PROBLEM
Which lines hold the word "JSON"? Copy each of them from the material.

INFORMATION SHOWN

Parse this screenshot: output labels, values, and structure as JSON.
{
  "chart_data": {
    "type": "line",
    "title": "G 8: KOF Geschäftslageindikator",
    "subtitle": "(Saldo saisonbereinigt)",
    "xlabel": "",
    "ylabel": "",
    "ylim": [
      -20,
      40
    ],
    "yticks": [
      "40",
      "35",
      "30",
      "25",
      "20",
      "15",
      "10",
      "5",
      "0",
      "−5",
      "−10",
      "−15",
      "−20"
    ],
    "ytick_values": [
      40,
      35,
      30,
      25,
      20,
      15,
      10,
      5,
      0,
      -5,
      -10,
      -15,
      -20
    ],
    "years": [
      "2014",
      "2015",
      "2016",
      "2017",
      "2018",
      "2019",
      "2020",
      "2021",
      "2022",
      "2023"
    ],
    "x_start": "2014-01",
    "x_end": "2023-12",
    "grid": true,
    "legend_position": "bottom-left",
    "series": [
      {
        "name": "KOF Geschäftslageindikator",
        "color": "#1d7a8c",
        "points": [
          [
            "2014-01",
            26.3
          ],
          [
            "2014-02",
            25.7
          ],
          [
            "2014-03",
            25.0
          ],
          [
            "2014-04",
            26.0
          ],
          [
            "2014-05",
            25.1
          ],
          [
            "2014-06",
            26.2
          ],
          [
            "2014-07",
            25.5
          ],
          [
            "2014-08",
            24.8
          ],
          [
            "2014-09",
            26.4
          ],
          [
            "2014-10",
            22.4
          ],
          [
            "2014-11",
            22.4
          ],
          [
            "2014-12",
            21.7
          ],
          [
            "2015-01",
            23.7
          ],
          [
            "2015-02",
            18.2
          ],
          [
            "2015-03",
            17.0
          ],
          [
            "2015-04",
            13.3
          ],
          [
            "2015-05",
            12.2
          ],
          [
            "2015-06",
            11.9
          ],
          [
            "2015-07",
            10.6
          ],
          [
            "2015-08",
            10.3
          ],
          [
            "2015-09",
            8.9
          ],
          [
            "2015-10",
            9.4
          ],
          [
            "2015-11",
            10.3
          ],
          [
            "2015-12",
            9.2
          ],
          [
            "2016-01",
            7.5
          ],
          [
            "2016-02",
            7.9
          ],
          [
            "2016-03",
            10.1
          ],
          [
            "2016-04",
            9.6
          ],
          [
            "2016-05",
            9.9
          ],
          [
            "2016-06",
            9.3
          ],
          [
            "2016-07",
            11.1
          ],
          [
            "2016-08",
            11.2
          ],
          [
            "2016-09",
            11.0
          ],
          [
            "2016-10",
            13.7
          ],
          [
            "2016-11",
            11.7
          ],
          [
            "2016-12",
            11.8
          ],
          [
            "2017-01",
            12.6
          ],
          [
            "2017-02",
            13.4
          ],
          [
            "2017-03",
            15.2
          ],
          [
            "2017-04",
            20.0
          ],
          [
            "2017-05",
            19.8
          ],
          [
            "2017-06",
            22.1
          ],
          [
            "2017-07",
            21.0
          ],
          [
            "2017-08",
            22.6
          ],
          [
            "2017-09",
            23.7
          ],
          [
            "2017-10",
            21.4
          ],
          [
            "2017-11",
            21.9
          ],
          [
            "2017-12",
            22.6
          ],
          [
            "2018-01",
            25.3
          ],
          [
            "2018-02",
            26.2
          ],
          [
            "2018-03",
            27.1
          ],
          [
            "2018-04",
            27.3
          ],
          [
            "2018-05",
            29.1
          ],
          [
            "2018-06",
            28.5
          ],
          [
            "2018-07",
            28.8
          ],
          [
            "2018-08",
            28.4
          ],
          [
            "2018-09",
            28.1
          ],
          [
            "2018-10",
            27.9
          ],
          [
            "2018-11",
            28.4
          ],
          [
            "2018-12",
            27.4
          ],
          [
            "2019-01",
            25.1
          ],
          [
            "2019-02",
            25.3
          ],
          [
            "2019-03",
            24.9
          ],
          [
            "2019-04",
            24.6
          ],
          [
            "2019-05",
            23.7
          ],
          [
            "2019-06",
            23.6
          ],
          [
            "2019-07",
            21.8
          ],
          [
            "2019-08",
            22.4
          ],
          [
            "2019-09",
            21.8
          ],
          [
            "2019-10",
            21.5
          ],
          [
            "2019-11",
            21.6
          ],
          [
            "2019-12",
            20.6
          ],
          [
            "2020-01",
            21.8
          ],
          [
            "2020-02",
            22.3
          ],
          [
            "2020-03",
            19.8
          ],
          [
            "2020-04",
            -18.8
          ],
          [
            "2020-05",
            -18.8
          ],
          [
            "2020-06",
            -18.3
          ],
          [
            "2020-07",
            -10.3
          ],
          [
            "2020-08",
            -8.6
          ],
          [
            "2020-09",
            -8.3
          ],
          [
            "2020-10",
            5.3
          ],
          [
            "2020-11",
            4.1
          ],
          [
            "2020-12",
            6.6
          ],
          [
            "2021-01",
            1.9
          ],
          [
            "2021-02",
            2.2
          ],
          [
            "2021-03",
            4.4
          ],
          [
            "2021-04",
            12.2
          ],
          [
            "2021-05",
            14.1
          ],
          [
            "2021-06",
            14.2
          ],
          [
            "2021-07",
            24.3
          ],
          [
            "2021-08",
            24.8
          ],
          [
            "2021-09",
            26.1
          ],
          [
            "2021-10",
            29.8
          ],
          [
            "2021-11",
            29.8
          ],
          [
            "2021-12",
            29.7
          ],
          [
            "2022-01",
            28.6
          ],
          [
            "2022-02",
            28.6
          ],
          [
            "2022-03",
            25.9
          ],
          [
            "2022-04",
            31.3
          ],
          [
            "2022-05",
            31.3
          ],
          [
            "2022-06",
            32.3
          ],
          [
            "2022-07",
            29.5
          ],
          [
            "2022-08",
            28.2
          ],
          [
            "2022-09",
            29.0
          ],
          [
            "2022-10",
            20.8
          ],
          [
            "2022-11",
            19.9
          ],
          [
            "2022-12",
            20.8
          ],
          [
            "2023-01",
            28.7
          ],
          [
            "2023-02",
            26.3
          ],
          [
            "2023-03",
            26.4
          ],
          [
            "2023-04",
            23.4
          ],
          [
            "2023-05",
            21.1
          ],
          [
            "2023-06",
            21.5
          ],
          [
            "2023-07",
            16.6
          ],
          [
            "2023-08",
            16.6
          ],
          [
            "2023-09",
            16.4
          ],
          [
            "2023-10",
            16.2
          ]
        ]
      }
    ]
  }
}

--

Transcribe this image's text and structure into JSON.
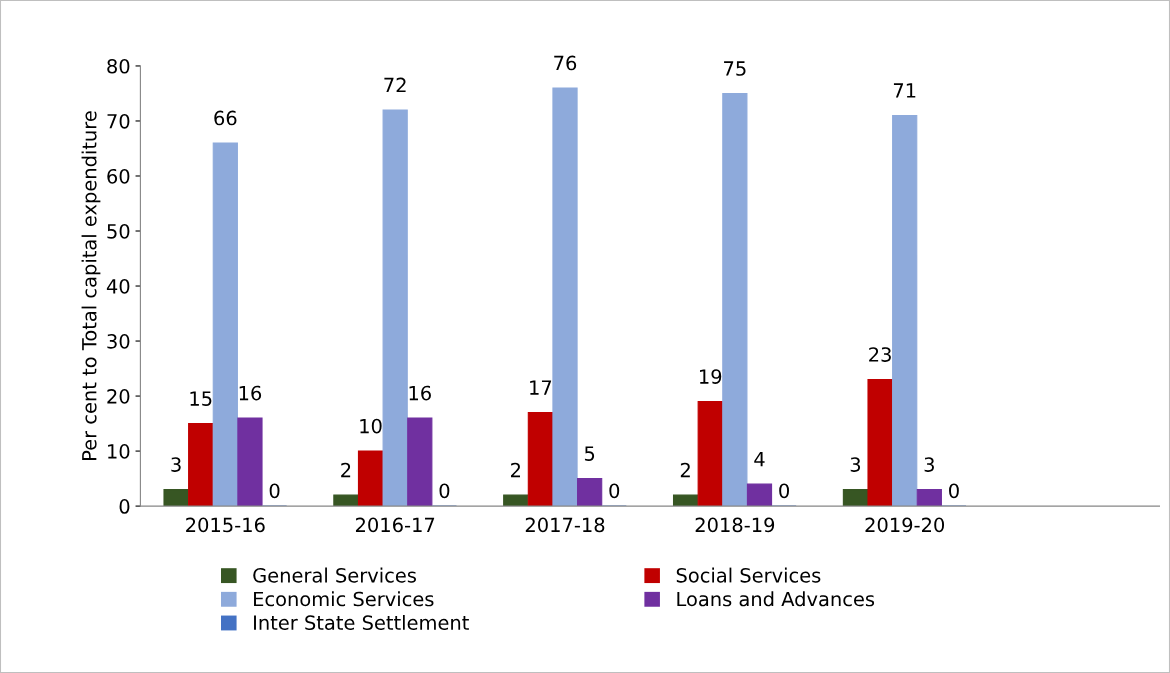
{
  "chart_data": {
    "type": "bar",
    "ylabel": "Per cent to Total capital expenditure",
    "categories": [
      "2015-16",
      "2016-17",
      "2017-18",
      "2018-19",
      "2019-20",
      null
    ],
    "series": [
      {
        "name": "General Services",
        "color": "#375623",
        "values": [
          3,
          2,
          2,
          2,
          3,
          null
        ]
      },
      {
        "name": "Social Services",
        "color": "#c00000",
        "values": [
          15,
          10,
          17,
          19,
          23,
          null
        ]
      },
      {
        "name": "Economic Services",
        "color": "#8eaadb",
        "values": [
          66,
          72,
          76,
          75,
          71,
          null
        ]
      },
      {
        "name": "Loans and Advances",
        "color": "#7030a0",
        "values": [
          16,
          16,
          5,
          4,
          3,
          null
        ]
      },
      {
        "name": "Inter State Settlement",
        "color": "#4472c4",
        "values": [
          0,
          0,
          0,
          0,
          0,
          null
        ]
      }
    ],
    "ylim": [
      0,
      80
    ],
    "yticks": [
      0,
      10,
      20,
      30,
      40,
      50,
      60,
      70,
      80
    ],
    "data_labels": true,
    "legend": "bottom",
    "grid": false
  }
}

OUTPUT FOR THIS EXERCISE
Parse this screenshot: output labels, values, and structure as JSON.
Transcribe this image's text and structure into JSON.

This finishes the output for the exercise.